_PROBLEM REQUIREMENTS_:
Count the lines containing "JSON". Give the number alone.

_INPUT DATA_:
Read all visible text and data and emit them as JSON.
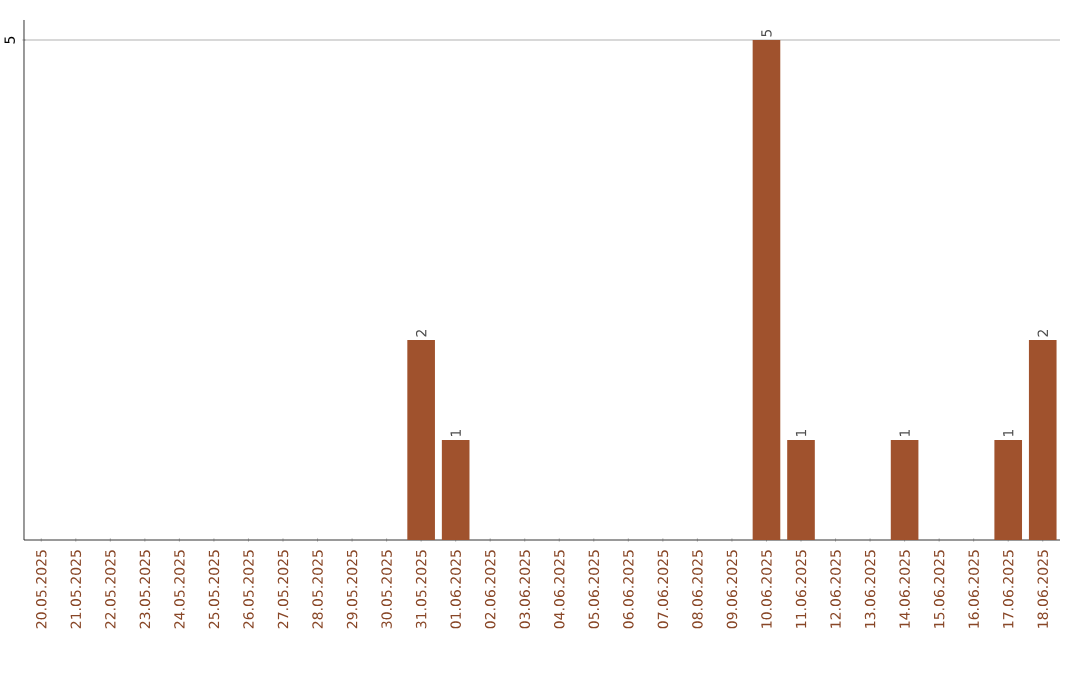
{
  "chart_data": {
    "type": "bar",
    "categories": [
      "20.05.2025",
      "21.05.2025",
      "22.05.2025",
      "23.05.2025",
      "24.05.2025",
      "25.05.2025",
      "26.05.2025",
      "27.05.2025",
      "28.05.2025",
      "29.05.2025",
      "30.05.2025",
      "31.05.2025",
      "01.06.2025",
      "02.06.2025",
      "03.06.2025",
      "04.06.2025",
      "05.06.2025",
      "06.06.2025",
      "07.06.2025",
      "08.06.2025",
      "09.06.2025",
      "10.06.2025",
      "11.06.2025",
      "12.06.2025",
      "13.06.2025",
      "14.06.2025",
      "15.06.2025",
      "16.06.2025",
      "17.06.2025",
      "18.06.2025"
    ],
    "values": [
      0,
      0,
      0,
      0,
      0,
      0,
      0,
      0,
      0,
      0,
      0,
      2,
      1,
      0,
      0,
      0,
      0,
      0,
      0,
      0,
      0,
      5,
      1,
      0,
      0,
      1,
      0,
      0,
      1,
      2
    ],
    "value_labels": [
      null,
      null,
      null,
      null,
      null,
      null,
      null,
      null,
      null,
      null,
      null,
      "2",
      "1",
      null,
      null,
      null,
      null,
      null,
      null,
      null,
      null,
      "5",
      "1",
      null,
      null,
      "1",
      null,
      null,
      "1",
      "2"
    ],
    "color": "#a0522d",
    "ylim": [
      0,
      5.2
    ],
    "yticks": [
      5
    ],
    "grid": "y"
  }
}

...

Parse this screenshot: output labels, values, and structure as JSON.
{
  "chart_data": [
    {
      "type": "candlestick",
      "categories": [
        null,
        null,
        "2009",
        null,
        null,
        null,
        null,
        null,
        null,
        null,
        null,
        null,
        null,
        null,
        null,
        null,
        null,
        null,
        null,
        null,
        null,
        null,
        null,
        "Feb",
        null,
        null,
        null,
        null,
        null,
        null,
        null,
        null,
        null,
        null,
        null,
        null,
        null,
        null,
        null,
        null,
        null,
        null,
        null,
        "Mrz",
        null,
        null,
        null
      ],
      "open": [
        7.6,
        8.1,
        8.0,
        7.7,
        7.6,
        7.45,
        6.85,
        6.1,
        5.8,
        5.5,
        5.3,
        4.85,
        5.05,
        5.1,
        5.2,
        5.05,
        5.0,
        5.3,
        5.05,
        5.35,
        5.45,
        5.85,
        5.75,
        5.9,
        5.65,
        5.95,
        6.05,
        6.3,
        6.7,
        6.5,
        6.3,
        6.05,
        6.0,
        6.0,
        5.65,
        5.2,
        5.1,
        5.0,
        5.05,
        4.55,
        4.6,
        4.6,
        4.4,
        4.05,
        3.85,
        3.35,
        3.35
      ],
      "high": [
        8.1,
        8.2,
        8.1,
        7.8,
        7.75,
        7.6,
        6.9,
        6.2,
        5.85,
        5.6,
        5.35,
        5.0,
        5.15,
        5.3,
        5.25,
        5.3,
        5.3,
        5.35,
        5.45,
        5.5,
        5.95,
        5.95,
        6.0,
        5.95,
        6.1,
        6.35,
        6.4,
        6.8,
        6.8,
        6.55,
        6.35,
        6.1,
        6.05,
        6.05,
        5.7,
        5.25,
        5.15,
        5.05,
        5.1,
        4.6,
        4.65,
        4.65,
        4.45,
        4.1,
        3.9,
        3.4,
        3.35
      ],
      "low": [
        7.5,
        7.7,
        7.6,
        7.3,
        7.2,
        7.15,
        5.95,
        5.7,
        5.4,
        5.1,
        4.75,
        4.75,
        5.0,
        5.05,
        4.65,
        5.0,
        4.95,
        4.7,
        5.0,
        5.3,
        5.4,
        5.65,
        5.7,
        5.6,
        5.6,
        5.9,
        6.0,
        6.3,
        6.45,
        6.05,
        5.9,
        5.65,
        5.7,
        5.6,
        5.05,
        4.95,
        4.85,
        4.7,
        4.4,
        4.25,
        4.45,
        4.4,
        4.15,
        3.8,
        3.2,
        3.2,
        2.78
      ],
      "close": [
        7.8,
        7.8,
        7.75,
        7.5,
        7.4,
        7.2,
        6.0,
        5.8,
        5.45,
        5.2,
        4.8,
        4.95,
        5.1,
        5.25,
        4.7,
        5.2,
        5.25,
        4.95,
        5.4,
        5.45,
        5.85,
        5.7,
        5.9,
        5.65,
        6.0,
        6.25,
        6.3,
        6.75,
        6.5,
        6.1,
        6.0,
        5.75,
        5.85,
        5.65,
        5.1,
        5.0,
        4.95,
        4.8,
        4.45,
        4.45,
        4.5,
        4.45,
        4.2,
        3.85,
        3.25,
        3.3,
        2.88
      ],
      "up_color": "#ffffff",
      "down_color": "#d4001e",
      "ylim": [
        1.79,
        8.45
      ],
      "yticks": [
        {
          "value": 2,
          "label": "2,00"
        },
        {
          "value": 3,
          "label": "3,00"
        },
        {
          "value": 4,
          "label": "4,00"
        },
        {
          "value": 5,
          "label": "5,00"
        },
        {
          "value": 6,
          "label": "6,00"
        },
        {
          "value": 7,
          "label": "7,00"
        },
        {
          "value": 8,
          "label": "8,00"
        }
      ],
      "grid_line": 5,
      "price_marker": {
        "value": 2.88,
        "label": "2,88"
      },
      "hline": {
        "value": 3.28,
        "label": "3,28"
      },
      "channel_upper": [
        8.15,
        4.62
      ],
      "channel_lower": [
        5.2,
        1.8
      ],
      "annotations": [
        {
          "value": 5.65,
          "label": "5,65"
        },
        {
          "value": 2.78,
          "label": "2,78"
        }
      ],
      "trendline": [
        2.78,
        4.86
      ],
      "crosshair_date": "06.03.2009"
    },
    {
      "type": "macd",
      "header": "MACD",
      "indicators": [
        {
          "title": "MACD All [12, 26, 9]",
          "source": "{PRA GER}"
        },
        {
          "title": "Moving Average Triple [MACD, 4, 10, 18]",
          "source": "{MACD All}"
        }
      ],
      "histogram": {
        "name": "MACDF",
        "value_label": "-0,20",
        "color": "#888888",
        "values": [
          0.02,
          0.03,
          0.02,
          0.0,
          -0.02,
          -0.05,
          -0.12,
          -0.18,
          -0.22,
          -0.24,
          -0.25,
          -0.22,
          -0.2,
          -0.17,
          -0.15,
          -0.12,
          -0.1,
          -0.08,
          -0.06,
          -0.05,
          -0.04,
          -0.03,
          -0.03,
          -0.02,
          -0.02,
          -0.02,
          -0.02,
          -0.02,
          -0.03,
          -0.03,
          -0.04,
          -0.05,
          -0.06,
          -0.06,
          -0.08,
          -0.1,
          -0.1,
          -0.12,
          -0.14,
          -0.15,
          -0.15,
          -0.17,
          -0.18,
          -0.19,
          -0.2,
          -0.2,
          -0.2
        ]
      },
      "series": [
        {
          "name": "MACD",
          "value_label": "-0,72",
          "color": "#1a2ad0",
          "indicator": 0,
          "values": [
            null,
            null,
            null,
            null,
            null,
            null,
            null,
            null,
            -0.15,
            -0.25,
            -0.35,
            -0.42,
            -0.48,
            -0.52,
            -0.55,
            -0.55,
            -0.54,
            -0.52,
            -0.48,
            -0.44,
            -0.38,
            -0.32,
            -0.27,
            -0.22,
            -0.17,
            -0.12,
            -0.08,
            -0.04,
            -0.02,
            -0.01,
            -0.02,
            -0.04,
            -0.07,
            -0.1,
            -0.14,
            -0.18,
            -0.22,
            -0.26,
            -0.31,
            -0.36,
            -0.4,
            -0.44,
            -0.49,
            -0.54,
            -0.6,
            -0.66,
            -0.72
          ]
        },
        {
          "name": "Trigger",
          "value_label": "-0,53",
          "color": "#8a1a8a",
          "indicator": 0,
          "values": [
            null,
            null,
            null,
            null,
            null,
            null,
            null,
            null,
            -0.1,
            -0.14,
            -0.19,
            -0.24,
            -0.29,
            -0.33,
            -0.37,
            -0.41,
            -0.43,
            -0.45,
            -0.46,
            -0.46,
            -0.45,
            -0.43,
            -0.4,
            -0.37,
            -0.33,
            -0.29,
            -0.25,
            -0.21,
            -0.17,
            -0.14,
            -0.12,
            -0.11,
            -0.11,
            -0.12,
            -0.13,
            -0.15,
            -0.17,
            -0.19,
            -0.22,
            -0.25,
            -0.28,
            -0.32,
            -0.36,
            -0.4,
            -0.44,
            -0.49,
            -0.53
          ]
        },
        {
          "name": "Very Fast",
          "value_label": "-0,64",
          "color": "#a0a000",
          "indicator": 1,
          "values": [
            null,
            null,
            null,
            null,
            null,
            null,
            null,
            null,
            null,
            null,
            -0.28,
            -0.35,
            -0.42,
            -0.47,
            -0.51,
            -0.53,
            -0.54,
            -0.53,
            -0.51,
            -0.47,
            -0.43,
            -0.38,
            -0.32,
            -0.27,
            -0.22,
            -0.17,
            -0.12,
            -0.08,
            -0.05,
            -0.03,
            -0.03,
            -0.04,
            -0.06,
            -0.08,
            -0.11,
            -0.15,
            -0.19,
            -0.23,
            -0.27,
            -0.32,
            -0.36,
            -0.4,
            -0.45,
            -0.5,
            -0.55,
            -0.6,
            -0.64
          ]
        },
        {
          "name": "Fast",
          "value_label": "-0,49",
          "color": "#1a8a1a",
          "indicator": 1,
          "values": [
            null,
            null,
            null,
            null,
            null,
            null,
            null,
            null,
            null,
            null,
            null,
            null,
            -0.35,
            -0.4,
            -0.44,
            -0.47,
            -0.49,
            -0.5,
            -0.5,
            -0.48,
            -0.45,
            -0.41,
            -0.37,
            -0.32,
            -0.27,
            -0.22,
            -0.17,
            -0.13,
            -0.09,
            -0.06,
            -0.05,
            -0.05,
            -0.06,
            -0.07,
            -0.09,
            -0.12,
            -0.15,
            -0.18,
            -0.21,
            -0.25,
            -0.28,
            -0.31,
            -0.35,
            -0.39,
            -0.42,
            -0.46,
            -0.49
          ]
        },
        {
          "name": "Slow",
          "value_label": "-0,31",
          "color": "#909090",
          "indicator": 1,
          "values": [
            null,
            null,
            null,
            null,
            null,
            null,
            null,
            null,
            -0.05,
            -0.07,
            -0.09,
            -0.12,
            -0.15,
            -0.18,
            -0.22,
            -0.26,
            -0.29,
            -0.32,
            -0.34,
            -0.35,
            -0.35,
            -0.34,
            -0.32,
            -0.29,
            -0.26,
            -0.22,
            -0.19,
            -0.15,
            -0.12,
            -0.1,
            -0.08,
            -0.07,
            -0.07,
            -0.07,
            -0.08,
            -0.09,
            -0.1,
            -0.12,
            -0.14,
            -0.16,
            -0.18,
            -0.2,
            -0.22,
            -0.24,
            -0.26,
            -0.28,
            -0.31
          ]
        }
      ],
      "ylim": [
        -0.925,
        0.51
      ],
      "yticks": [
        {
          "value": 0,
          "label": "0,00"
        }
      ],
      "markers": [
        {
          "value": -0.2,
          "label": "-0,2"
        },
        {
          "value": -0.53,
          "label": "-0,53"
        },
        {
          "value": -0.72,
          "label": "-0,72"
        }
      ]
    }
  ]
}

_COMPLETED TASK_:
2